● Task objective: Copy each line of the records that contains the word "landscape".

(Collected data)

━━━━

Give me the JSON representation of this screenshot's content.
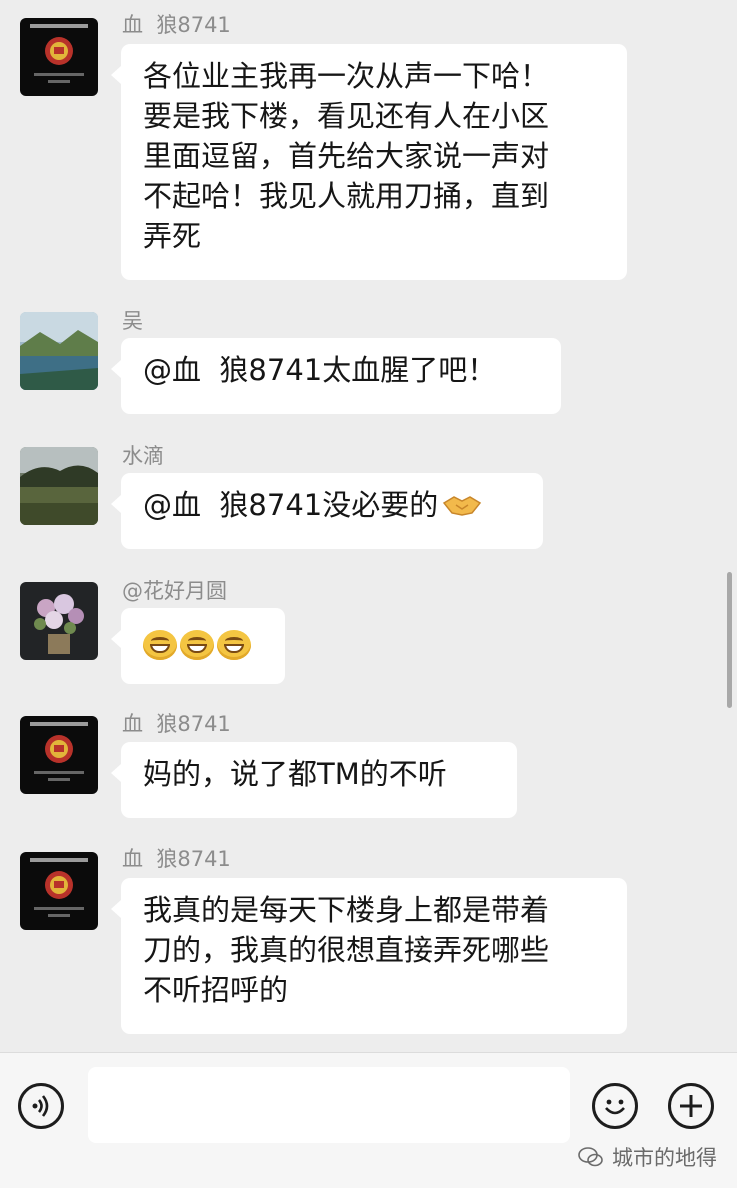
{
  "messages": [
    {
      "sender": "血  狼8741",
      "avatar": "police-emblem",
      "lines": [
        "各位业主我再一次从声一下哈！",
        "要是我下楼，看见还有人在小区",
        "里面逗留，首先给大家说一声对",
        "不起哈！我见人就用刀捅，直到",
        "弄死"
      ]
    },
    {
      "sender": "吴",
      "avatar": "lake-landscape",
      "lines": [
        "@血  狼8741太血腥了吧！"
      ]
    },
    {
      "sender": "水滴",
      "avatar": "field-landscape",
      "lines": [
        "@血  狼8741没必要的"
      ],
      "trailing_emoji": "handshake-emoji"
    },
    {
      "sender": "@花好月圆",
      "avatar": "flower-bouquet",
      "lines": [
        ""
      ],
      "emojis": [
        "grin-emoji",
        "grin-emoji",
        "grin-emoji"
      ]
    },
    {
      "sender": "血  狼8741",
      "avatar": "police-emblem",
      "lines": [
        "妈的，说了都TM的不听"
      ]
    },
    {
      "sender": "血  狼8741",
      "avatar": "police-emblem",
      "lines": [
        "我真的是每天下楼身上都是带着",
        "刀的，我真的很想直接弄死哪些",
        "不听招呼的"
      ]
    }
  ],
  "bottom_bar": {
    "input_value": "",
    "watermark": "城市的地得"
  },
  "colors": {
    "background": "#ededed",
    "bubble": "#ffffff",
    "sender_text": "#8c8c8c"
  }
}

━━━━

● Solution for this task:
      "avatar": "lake-landscape",
      "avatar": "field-landscape",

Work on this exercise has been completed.